Records supplied:
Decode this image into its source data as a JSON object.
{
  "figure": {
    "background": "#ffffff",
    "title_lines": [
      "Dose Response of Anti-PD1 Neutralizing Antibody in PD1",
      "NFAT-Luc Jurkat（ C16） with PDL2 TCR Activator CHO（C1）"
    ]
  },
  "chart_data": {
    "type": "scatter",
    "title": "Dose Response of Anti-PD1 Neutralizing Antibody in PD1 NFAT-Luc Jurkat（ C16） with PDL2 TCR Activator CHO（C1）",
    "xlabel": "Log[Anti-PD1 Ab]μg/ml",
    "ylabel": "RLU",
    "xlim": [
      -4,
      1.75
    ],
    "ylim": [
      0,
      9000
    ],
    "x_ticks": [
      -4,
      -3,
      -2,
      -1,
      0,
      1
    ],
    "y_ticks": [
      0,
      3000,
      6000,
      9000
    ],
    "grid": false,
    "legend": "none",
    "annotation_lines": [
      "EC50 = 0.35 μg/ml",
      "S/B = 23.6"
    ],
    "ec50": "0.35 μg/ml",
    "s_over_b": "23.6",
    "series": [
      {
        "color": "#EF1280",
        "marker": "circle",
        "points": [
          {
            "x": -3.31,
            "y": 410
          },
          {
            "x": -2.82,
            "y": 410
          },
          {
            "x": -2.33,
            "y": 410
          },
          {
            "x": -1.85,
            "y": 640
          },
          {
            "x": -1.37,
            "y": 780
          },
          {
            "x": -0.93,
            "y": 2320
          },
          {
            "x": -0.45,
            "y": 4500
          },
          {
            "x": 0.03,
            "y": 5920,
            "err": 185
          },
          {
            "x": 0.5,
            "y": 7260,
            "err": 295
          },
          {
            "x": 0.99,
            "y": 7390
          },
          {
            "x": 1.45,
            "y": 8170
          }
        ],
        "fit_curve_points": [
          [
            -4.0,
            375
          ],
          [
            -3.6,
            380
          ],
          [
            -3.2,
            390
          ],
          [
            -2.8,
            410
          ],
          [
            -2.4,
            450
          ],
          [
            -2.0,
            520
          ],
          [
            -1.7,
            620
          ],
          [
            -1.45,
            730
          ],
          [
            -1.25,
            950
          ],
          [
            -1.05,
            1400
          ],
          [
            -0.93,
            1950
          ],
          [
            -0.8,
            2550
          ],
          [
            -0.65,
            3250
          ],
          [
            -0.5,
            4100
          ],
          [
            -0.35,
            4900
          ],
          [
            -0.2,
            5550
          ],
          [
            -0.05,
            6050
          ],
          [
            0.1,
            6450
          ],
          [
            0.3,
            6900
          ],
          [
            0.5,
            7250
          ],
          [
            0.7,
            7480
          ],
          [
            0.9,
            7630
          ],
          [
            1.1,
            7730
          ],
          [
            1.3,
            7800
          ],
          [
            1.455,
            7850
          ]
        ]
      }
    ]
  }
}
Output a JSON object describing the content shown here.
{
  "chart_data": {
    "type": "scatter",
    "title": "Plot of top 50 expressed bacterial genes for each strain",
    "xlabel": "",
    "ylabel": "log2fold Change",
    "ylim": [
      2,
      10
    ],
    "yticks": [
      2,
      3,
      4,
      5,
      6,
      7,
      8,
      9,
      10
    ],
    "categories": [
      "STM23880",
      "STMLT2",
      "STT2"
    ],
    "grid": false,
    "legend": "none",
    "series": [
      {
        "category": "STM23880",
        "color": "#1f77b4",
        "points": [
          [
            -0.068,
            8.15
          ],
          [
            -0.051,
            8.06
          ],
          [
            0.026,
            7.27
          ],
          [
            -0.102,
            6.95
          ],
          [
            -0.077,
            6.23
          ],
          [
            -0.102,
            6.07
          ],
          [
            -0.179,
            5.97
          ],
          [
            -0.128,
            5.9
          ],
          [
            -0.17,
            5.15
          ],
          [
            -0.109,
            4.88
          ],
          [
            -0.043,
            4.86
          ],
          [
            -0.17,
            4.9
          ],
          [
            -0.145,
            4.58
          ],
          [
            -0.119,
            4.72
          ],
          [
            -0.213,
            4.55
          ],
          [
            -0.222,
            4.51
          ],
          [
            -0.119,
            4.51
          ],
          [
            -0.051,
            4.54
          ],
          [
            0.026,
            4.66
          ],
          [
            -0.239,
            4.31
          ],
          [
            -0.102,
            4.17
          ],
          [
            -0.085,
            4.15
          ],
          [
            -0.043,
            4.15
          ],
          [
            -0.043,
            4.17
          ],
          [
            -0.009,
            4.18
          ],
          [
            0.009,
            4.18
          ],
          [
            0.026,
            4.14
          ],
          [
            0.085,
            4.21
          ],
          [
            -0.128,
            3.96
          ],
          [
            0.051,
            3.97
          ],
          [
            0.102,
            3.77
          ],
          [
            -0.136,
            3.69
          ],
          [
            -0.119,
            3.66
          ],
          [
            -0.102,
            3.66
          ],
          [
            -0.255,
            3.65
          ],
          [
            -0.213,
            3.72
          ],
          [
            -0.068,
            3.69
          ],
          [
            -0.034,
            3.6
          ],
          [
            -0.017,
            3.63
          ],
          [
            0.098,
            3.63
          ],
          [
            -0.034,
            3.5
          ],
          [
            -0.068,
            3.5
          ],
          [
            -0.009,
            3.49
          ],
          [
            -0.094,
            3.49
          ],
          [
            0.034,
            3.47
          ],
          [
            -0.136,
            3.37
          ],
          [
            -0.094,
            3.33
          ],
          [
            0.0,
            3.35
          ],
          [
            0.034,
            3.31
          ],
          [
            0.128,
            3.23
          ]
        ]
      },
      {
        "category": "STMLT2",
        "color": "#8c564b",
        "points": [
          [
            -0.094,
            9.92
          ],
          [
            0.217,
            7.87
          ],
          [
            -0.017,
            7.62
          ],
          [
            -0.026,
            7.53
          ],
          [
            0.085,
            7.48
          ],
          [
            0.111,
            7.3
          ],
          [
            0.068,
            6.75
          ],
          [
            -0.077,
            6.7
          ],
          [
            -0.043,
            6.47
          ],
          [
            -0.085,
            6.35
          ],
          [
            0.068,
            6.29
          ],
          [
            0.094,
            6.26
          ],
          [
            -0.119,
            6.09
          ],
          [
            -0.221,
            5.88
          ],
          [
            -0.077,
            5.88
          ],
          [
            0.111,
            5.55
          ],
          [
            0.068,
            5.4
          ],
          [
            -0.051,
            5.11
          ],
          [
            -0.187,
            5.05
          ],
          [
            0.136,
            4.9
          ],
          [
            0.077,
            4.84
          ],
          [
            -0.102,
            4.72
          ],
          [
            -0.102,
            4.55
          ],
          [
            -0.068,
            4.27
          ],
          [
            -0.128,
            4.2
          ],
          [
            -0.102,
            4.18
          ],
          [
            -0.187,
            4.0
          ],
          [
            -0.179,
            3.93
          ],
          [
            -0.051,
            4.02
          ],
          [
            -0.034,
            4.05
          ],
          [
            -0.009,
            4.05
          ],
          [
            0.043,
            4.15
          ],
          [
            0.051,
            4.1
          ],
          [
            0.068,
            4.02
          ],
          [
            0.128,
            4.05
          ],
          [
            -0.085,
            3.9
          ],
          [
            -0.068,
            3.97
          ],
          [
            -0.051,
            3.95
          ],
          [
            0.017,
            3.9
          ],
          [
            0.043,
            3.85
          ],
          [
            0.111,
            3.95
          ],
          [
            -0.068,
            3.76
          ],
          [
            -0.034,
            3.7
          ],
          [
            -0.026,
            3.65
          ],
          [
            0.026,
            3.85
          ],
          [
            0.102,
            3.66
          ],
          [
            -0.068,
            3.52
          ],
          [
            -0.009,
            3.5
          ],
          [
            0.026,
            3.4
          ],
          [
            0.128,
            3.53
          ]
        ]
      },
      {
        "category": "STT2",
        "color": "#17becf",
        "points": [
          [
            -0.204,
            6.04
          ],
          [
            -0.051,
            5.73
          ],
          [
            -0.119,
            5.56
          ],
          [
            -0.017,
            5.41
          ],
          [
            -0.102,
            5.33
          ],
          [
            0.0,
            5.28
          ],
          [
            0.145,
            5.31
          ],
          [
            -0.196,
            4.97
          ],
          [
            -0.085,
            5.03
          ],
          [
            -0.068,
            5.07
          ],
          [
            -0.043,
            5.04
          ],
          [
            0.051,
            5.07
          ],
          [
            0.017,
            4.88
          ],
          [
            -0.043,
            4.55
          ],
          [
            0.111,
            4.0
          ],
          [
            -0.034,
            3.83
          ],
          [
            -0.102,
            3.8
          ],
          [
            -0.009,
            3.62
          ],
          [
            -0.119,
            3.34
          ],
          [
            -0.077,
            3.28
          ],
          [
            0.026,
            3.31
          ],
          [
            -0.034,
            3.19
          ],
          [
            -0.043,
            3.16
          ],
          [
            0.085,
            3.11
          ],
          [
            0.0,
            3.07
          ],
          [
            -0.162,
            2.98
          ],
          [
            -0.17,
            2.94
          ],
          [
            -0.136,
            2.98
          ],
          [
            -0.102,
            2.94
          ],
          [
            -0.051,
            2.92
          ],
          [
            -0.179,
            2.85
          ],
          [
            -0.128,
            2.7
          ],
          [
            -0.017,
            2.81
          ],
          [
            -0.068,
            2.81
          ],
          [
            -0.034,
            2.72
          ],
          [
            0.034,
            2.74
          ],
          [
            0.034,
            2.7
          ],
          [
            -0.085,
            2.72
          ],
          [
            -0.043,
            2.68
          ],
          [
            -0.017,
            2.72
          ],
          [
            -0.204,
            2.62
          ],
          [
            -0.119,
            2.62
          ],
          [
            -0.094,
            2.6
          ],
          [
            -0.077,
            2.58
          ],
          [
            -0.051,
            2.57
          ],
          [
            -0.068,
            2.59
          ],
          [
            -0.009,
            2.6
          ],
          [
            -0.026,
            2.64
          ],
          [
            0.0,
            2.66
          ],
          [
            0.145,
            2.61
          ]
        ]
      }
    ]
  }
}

How to complete this task: For every line in the listing above that mentions the word "Dose", make a copy.

Your solution:
      "Dose Response of Anti-PD1 Neutralizing Antibody in PD1",
    "title": "Dose Response of Anti-PD1 Neutralizing Antibody in PD1 NFAT-Luc Jurkat（ C16） with PDL2 TCR Activator CHO（C1）",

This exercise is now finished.